▶ **Set exercise 1**
In the passage on planning a Valentine's date night, rewrite the paragraph beginning "Your task is not an easy one" as a short bulleted list of its main requirements.

▶ **Selected extract**
Suppose you’re in charge of organizing the Valentine’s day activity for your high school class: a date night. All interested singles send you their (secret) list of the people they fancy and would find acceptable as a Valentine’s date. As organizer, you are the only one with access to the lists. Using this information, it is your task to make a schedule of who dates whom on February 14th.
Your task is not an easy one. To prevent heartbreak and jealousy, no-one should be assigned more than one dating partner for the evening. You should respect people’s wishes: if you plan a date between Alice and Bob, then Bob should appear on Alice’s list, and Alice on Bob’s. To ensure maximum love potential, you want to make a schedule in which the largest possible number of students gets a date: no one should be alone without good reason!
Finding a dating schedule that matches pairs of potential lovers up into dating couples, is an example of an algorithmic problem. There is a clearly defined input, given by the lists of who is considered an acceptable dating partner to whom. It is also clear what we want as the output: a pairing of classmates into acceptable boy-girl pairs that has as many pairs (dates) as possible.
How can you find the best dating schedule? A brute force approach would be the following: try all ways of pairing up the students. For each pairing, check the preference lists to see if all dates are between mutually interested students, and use the first valid schedule you find this way. While this approach works in principle, it leaves much to be desired in practice. Suppose your class has 15 boys and 15 girls. There are 15 options for a partner for the first girl; 14 options for a partner for the second girl; and so on. In total, there are 15*14* … * 3*2*1 = 1307674368000 different pairings for a class of this size. Even if you worked at the speed up a modern computer, checking a million different schedule every second, it would take you a year to go through that many possibilities.
Luckily, there is a much better approach to find the best schedule, based on clever mathematical insights. To use it for a class with 15 boys and girls, you only need to consider 15 schedules throughout the process, rather than the billions of possibilities in the brute-force solution!
My goal in this article is to teach you the algorithm for finding the best dating schedule. It is a structured series of steps that is guaranteed to lead to an optimal solution. It’s a bit like an IKEA manual for assembling a piece of furniture: it gives step-by-step instructions on how to proceed. But while an IKEA manual works only to build one particular type of furniture (bookcase Billy) from one particular packet of materials, the algorithm works for any input (your classmate's preference lists), and always produces a correct output (a best-possible dating schedule).

▶ **Given data**
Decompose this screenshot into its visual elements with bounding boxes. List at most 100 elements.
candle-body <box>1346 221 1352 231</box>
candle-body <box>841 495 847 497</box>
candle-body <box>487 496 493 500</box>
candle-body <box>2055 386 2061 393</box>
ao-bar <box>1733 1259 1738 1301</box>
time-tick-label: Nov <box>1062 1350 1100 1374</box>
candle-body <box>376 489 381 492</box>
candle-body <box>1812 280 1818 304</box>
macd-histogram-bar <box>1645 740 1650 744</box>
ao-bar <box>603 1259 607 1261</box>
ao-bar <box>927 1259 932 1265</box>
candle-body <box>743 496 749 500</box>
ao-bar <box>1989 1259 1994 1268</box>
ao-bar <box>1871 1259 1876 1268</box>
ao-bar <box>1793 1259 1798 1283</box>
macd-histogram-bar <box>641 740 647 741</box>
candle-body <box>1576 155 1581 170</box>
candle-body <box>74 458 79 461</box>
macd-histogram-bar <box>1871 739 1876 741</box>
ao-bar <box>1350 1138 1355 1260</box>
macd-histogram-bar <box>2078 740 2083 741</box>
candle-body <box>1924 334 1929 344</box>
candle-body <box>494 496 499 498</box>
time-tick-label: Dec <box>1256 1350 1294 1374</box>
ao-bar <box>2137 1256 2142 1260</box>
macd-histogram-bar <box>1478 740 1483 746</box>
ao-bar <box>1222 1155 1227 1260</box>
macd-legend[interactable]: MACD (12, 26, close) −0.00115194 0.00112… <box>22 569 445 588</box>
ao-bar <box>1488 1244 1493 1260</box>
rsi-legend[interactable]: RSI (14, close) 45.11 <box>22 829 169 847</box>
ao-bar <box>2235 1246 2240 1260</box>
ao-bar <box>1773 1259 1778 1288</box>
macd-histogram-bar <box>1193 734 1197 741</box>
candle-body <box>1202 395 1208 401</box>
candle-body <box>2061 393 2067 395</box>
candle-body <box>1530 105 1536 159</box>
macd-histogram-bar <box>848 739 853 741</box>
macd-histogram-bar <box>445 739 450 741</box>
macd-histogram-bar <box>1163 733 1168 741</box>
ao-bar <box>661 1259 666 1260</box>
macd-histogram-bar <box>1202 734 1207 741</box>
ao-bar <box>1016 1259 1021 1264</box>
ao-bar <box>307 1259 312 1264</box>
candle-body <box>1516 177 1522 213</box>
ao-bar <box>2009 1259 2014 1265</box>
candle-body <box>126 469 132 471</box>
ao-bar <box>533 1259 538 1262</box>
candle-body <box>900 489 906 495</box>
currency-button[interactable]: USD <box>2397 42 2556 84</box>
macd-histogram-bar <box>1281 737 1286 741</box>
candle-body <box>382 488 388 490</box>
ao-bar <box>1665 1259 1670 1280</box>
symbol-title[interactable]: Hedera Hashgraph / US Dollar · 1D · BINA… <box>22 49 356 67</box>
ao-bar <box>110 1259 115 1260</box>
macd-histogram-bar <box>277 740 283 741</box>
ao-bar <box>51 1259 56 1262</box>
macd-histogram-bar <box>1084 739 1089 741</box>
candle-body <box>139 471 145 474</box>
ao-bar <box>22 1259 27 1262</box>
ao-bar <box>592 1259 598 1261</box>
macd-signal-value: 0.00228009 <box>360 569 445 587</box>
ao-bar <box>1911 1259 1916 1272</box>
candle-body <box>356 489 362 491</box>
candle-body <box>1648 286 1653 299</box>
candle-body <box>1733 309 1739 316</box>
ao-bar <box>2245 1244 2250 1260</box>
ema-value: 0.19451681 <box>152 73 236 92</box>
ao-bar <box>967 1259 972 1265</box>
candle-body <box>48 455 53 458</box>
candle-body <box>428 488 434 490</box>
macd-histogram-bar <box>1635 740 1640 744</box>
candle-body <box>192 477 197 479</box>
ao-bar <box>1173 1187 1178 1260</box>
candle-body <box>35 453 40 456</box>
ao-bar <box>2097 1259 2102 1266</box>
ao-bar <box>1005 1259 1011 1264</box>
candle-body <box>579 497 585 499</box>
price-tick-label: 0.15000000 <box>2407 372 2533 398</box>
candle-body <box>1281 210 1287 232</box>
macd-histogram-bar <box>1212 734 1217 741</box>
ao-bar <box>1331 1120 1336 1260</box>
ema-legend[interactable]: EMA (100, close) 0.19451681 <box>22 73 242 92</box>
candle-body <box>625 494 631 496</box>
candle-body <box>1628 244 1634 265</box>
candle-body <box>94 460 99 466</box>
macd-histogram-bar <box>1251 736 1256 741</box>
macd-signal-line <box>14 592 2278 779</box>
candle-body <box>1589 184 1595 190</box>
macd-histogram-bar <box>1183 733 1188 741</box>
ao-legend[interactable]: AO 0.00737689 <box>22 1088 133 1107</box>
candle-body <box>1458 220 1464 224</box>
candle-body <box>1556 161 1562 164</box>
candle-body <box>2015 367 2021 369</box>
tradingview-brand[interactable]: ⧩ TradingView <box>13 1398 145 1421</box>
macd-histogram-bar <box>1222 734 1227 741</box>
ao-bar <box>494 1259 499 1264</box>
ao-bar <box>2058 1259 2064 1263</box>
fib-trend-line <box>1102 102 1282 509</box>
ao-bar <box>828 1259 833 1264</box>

▶ **Set exercise 2**
Copy out the rows character for character, from the first row through the row containing "ao-bar <box>661 1259 666 1260</box>", with both of those rows included.

▶ **Answer 1**
- The task is not easy.
- To prevent heartbreak and jealousy, no one gets more than one dating partner for the evening.
- People's wishes must be respected: a date between Alice and Bob requires Bob to be on Alice's list and Alice to be on Bob's.
- To ensure maximum love potential, the schedule should give a date to the largest possible number of students.

▶ **Answer 2**
Decompose this screenshot into its visual elements with bounding boxes. List at most 100 elements.
candle-body <box>1346 221 1352 231</box>
candle-body <box>841 495 847 497</box>
candle-body <box>487 496 493 500</box>
candle-body <box>2055 386 2061 393</box>
ao-bar <box>1733 1259 1738 1301</box>
time-tick-label: Nov <box>1062 1350 1100 1374</box>
candle-body <box>376 489 381 492</box>
candle-body <box>1812 280 1818 304</box>
macd-histogram-bar <box>1645 740 1650 744</box>
ao-bar <box>603 1259 607 1261</box>
ao-bar <box>927 1259 932 1265</box>
candle-body <box>743 496 749 500</box>
ao-bar <box>1989 1259 1994 1268</box>
ao-bar <box>1871 1259 1876 1268</box>
ao-bar <box>1793 1259 1798 1283</box>
macd-histogram-bar <box>641 740 647 741</box>
candle-body <box>1576 155 1581 170</box>
candle-body <box>74 458 79 461</box>
macd-histogram-bar <box>1871 739 1876 741</box>
ao-bar <box>1350 1138 1355 1260</box>
macd-histogram-bar <box>2078 740 2083 741</box>
candle-body <box>1924 334 1929 344</box>
candle-body <box>494 496 499 498</box>
time-tick-label: Dec <box>1256 1350 1294 1374</box>
ao-bar <box>2137 1256 2142 1260</box>
macd-histogram-bar <box>1478 740 1483 746</box>
ao-bar <box>1222 1155 1227 1260</box>
macd-legend[interactable]: MACD (12, 26, close) −0.00115194 0.00112… <box>22 569 445 588</box>
ao-bar <box>1488 1244 1493 1260</box>
rsi-legend[interactable]: RSI (14, close) 45.11 <box>22 829 169 847</box>
ao-bar <box>2235 1246 2240 1260</box>
ao-bar <box>1773 1259 1778 1288</box>
macd-histogram-bar <box>1193 734 1197 741</box>
candle-body <box>1202 395 1208 401</box>
candle-body <box>2061 393 2067 395</box>
candle-body <box>1530 105 1536 159</box>
macd-histogram-bar <box>848 739 853 741</box>
macd-histogram-bar <box>445 739 450 741</box>
macd-histogram-bar <box>1163 733 1168 741</box>
ao-bar <box>661 1259 666 1260</box>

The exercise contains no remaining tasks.